_PAGE EXTRACT_.
+ + + + +

First, whatever we do does no harm to others or ourselves, so everything becomes virtue. When we add the right view of emptiness, nothing becomes the cause of samsara. It becomes an antidote to samsara. Then, with bodhicitta, everything—eating, walking, sitting sleeping, doing our job—becomes a cause of achieving enlightenment for other sentient beings.

So at the very least, people who offer service should learn the lamrim. That is so important. It is so important to understand the lamrim. Then we know how to live our life. That is the way to start.

Do Not Harm Others

Now you know that the numberless sentient beings are most kind, most dear, most precious, and totally wish-fulfilling. Now you know what I said at the beginning—this is the realization. I don’t mean I have the realization; I’m not saying that, but this is the realization that we all should have if we really think of Dharma. Not blah, blah, blah. Blah, blah, blah—not that. If you want to be a really good human being, a better human being, at least do not harm others. Do no harm in this world. Do nothing harmful to others or yourself.

The most important thing I want you to know is that the real, the best Dharma practice is to hold others as most precious and to offer them the best of everything. Even if a child creates so many problems, the child’s mother loves that child the most; more than her own life. She will do the best for her child that she can.

+ + + + +

Element-and-box listings:
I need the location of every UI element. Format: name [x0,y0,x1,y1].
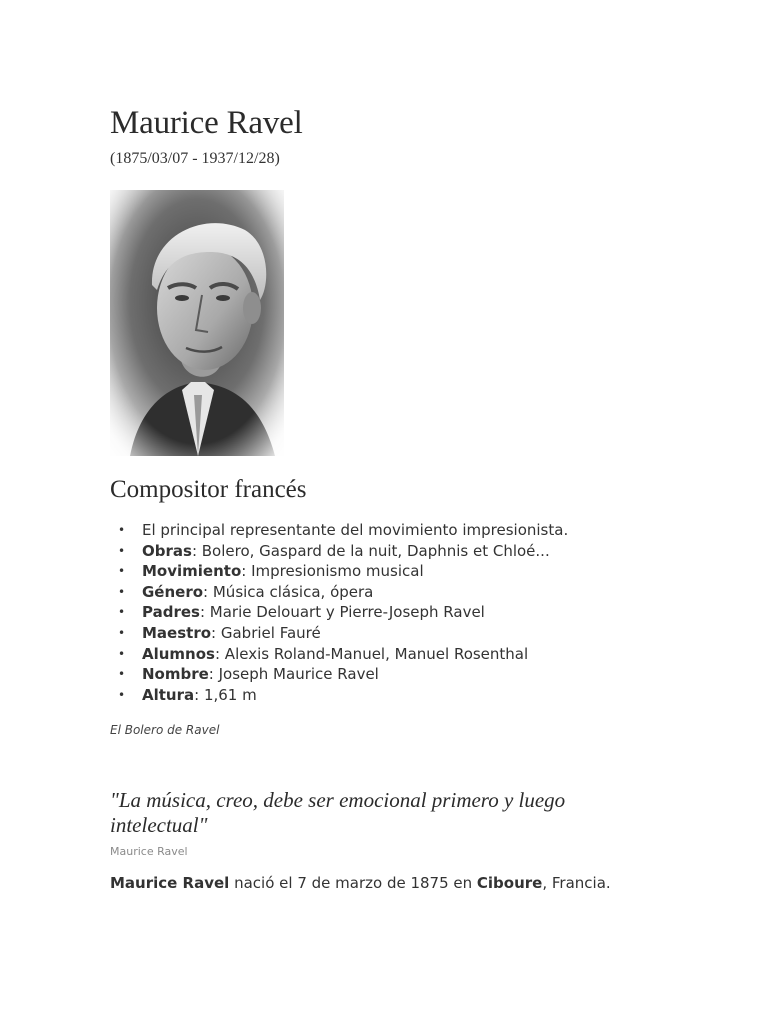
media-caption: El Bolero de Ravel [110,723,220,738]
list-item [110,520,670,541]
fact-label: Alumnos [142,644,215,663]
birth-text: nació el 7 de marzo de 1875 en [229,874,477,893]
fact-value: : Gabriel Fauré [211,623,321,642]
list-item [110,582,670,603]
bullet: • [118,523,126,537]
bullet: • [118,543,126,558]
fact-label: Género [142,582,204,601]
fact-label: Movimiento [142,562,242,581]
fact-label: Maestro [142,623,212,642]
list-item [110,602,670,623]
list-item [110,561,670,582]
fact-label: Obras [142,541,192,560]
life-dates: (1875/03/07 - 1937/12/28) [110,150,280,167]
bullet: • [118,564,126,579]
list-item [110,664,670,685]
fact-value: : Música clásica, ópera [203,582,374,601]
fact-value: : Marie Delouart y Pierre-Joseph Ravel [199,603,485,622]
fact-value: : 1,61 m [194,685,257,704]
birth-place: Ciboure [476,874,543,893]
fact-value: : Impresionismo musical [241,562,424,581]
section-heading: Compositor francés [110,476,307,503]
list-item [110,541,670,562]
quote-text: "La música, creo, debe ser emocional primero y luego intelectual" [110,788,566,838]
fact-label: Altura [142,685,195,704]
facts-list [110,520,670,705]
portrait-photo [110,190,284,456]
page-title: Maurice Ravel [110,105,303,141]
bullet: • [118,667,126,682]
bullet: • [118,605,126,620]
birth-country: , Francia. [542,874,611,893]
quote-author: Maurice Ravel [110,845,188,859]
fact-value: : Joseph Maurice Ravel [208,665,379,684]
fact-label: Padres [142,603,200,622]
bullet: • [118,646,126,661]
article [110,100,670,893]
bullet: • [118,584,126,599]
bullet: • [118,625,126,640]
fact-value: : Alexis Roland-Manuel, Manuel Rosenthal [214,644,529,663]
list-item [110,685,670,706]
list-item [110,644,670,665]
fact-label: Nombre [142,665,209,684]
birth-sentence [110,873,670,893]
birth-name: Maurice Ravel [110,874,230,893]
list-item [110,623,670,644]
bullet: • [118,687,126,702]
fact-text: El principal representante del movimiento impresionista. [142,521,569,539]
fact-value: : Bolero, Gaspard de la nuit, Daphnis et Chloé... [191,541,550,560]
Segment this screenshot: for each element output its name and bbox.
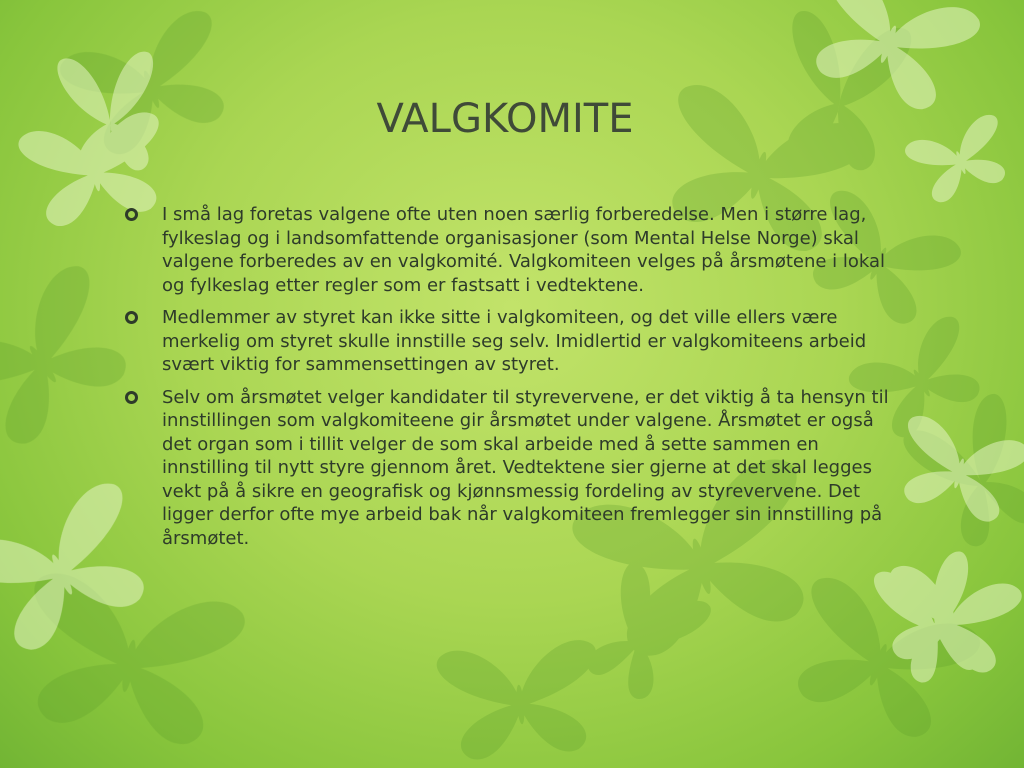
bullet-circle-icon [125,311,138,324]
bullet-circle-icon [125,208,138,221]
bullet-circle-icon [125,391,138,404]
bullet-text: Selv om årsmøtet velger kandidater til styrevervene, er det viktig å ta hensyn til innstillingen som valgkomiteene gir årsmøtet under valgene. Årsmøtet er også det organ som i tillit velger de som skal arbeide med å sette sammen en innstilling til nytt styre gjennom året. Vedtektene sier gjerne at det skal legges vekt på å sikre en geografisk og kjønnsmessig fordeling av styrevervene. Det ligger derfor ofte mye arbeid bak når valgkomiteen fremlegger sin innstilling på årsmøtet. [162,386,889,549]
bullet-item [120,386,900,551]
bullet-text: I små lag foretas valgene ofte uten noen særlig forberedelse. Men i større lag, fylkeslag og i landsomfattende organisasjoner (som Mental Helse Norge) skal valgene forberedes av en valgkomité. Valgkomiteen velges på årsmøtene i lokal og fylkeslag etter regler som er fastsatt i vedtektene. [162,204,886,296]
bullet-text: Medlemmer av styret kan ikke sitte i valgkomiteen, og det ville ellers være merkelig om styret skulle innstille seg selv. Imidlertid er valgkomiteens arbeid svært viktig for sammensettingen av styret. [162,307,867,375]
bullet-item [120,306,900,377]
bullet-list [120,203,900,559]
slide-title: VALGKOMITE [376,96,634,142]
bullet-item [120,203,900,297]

+ + + + +

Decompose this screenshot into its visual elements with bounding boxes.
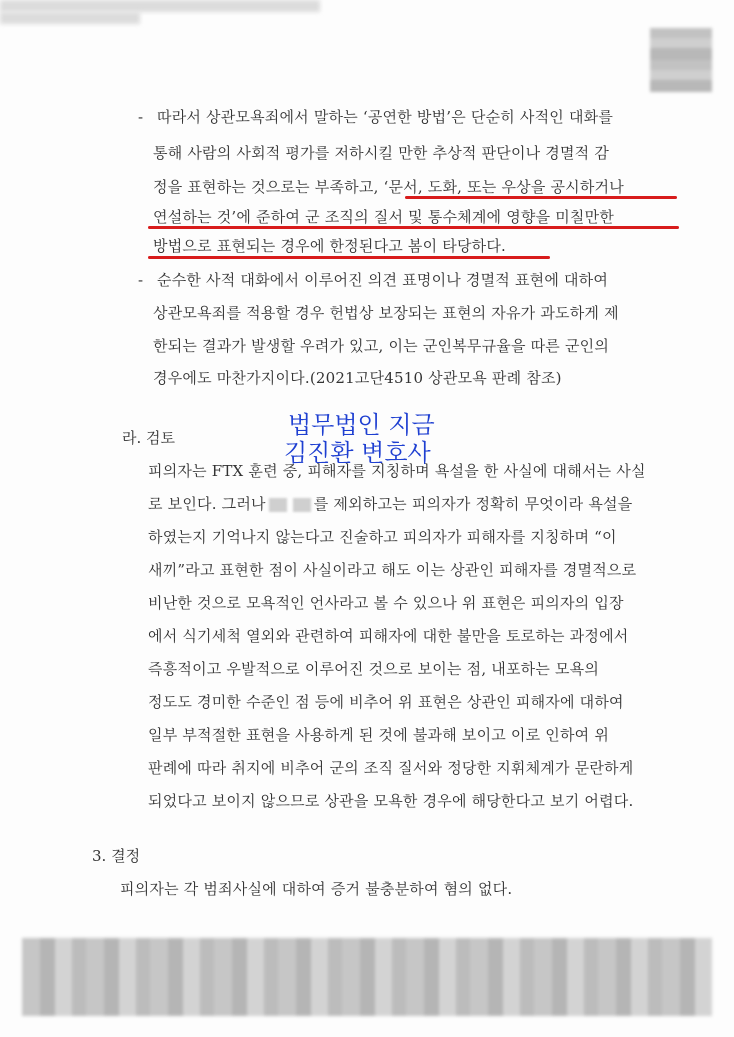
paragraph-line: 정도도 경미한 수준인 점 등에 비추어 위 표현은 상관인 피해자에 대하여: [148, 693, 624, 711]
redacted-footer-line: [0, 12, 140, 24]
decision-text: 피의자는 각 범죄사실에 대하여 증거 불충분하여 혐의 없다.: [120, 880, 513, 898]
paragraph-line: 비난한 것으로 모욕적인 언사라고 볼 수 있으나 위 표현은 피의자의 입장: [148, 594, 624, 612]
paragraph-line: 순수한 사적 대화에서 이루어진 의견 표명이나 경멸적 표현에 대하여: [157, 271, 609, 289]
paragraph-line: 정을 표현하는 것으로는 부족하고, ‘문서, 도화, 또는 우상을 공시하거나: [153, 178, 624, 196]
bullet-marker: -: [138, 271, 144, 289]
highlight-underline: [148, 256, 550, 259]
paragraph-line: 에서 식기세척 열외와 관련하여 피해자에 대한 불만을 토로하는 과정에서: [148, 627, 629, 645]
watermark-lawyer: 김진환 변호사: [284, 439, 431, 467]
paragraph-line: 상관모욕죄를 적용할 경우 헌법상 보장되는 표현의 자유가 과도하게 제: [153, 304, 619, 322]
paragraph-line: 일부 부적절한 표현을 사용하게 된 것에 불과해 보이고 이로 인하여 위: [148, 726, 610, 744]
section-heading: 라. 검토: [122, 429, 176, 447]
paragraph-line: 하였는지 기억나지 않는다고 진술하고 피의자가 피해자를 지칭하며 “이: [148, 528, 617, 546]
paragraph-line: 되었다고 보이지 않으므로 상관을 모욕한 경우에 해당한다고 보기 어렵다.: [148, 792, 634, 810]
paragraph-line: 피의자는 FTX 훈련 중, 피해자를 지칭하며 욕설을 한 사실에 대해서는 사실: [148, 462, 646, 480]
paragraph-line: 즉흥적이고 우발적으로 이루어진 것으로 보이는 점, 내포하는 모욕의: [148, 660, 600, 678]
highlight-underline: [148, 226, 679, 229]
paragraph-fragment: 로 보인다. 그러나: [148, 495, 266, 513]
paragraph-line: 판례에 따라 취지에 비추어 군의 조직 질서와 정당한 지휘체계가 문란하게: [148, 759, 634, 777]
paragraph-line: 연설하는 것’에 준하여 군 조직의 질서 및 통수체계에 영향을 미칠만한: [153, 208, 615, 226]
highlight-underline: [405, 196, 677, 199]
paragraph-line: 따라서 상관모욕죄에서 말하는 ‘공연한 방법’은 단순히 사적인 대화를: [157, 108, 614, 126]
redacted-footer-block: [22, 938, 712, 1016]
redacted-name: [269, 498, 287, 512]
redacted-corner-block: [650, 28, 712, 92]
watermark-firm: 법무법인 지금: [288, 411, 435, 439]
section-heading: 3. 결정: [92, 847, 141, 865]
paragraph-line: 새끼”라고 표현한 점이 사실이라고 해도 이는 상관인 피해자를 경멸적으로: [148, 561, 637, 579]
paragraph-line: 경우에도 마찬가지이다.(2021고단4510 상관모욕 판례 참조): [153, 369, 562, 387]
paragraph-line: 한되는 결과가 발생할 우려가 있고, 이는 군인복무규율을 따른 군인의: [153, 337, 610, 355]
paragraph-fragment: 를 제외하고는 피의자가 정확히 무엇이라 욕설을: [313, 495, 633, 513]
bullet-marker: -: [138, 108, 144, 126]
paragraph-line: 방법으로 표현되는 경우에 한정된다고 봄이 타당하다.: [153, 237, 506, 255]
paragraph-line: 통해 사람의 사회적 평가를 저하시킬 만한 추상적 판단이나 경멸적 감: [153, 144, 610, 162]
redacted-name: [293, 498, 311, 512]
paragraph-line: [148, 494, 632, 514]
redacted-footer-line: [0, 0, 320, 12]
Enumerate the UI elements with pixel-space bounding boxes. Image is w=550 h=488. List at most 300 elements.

+ + + + +

_INSTRUCTION 1_. In the Dharma talk, condense the paragraph that begins "Now you know that the numberless sentient beings" into a short bulleted list that keeps its main points.
_INSTRUCTION 2_. Carry on the Dharma talk from its final sentence, in the same voice and on the same theme.
The material has no connection to the text.

_TASK RESPONSE 1_.
- The numberless sentient beings are most kind, most dear, most precious, and totally wish-fulfilling.
- Knowing this is the realization everyone should have if they really think of Dharma, though the speaker does not claim to have it.
- This realization should be real, not empty talk.
- To be a good or better human being, at the very least do not harm others.
- Do no harm in this world, to others or to yourself.

_TASK RESPONSE 2_.
That example shows us how we should be toward every sentient being. That is what allows us to attain enlightenment quickly. Otherwise, blah, blah, blah, blah, blah, our mind just follows delusion and by living with delusion, jealousy, attachment, ignorance, and so forth, we continuously create additional negative karma to remain in samsara and the lower realms.

The mind that always follows delusions and wrong concepts, the hallucinated mind, is like, for example, the many hundreds or thousands of birds that land on trees and just make noise all day long, chirping incessantly. Some people are like that. Or they are like children who, in the view of their parents, fight with each other all day and night over nonsensical things.

Normally we create negative karma day and night and then, on top of that, we create additional negative karma as if it were in short supply. It’s as if we are worried that there is such a scarcity of negative karma that we need to plan to create some more, like pouring rain, by following delusion.

The conclusion is that we must stop, or at least cut down on, creating negative karma. Otherwise, instead of causing others to practice virtue, we will cause them to collect more negative karma and as a result everybody will continuously suffer in samsara, go to the lower realms, and suffer for eons and eons to come.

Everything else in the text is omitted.